(Visual layout records)
=-=-=-=-=

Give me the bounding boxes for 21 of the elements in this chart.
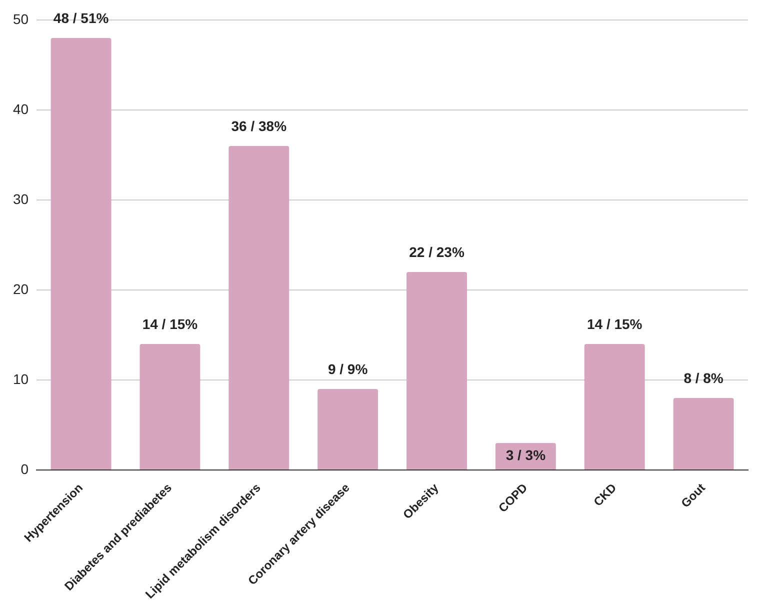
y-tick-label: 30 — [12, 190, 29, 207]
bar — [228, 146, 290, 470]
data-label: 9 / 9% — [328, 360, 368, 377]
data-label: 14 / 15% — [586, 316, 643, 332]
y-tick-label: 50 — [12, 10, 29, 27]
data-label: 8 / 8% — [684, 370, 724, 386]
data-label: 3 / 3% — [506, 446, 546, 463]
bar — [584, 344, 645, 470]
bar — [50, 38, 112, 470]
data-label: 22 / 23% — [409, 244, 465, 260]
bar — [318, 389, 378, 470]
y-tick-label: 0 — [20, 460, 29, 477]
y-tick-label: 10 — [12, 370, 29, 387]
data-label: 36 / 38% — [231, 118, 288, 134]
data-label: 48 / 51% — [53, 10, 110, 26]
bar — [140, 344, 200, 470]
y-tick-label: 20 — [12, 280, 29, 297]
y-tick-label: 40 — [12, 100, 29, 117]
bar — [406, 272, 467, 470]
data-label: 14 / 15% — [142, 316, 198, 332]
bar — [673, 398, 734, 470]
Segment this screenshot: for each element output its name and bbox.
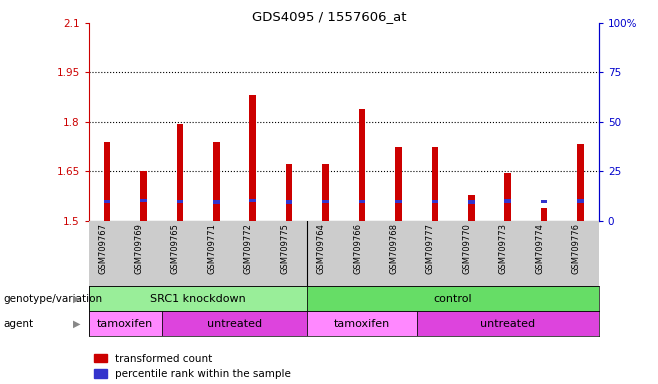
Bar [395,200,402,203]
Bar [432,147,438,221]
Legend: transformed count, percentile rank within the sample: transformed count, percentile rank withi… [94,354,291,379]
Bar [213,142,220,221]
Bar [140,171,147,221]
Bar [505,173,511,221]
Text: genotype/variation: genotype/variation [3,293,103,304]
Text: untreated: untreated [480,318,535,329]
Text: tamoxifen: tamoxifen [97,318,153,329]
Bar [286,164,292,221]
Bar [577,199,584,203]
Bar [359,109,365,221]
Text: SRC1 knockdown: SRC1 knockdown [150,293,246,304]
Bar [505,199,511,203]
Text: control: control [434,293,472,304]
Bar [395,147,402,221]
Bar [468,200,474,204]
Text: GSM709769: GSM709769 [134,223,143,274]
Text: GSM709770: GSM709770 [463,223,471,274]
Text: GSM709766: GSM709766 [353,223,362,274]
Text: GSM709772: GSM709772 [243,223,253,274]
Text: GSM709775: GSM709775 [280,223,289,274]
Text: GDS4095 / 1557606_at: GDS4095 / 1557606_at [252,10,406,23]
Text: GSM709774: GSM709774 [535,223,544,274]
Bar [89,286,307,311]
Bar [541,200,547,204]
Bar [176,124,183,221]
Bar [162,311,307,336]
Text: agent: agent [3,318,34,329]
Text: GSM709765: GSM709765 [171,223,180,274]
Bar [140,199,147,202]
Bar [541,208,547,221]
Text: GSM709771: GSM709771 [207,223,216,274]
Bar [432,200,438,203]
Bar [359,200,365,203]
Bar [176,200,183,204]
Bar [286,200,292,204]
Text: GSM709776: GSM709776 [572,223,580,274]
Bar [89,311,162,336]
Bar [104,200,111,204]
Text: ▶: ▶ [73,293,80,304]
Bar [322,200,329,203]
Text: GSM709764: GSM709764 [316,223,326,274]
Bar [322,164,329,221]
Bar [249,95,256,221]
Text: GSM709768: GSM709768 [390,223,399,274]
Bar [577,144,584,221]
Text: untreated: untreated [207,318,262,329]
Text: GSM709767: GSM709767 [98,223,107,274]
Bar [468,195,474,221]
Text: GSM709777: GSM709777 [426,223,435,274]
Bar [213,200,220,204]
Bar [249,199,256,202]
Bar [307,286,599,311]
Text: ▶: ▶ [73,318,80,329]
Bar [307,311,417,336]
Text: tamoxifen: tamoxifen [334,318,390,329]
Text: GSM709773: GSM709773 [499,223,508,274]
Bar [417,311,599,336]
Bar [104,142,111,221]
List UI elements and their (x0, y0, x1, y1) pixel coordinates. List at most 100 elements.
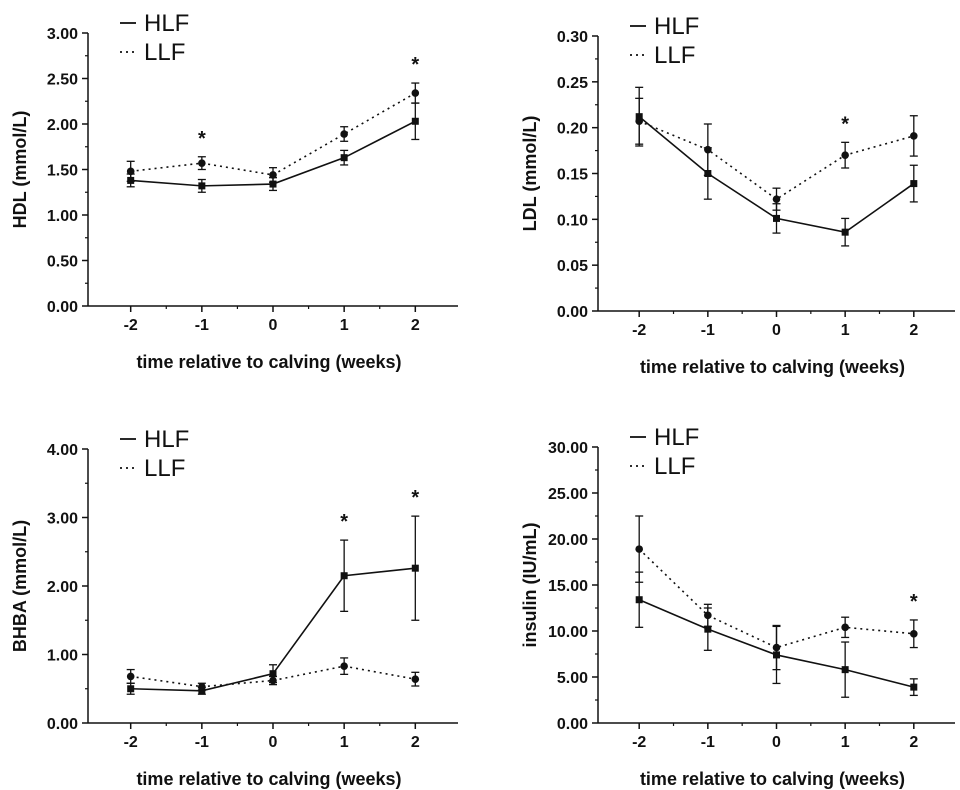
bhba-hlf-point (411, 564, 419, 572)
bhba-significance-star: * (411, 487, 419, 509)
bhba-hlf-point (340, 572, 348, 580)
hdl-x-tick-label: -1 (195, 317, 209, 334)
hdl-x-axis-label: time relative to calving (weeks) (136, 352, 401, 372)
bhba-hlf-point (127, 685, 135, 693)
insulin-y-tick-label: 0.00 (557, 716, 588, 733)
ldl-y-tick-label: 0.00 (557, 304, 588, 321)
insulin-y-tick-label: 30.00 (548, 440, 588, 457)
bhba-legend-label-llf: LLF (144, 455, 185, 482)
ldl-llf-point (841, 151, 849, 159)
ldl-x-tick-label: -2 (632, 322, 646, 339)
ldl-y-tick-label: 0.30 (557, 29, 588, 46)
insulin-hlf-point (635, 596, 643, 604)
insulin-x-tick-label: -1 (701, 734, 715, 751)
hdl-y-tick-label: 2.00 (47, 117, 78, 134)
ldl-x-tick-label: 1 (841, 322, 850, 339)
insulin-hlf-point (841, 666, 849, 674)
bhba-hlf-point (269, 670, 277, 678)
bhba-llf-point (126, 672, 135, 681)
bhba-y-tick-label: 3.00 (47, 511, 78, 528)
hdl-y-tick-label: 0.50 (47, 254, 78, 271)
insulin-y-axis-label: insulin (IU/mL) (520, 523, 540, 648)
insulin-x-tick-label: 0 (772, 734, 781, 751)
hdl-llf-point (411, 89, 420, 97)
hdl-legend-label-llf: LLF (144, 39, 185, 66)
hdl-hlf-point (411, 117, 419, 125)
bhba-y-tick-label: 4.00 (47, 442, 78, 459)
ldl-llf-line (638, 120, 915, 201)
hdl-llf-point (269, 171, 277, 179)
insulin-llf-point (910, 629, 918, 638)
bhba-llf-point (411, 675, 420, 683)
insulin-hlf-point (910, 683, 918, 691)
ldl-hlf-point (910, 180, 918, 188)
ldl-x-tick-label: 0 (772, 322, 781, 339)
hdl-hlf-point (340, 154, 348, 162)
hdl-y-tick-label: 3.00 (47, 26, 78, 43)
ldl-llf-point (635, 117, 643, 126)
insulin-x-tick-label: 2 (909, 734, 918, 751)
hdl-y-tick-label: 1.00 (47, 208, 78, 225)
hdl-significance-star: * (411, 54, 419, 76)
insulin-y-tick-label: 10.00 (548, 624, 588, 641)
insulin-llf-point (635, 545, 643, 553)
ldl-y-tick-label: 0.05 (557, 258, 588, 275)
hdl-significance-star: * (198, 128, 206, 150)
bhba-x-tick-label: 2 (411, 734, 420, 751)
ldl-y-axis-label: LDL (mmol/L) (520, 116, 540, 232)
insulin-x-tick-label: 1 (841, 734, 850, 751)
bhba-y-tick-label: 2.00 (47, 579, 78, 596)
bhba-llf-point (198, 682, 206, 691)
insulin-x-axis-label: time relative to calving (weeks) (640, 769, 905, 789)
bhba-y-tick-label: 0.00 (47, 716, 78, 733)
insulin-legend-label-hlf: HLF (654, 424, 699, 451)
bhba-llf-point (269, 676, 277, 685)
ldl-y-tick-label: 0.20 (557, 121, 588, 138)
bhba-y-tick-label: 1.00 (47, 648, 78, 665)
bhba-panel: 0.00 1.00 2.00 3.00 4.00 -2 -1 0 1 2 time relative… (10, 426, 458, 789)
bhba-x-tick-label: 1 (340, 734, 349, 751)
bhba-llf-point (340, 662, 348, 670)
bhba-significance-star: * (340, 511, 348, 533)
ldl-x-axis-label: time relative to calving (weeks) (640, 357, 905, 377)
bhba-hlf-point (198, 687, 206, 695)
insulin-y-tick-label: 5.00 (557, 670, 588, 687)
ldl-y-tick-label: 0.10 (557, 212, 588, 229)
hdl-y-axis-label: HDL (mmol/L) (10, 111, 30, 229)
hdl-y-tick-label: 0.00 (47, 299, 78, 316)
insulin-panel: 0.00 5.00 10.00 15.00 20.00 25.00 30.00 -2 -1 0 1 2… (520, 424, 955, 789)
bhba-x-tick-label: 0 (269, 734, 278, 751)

=-=-=-=-=

What to produce:
Output the lines of the records above, from the line containing "bhba-hlf-point (411, 564, 419, 572)" up to and including the line containing "hdl-y-tick-label: 2.00 (47, 117, 78, 134)", as a Markdown table with the columns "n" (row number) and "Line", omitting any blank lines.

Answer for the task:
| n | Line |
|---|---|
| 1 | bhba-hlf-point (411, 564, 419, 572) |
| 2 | bhba-significance-star: * (411, 487, 419, 509) |
| 3 | bhba-hlf-point (340, 572, 348, 580) |
| 4 | hdl-x-tick-label: -1 (195, 317, 209, 334) |
| 5 | hdl-x-axis-label: time relative to calving (weeks) (136, 352, 401, 372) |
| 6 | bhba-hlf-point (127, 685, 135, 693) |
| 7 | insulin-y-tick-label: 0.00 (557, 716, 588, 733) |
| 8 | ldl-y-tick-label: 0.00 (557, 304, 588, 321) |
| 9 | insulin-y-tick-label: 30.00 (548, 440, 588, 457) |
| 10 | bhba-legend-label-llf: LLF (144, 455, 185, 482) |
| 11 | ldl-llf-point (841, 151, 849, 159) |
| 12 | ldl-x-tick-label: -2 (632, 322, 646, 339) |
| 13 | ldl-y-tick-label: 0.30 (557, 29, 588, 46) |
| 14 | insulin-hlf-point (635, 596, 643, 604) |
| 15 | insulin-x-tick-label: -1 (701, 734, 715, 751) |
| 16 | hdl-y-tick-label: 2.00 (47, 117, 78, 134) |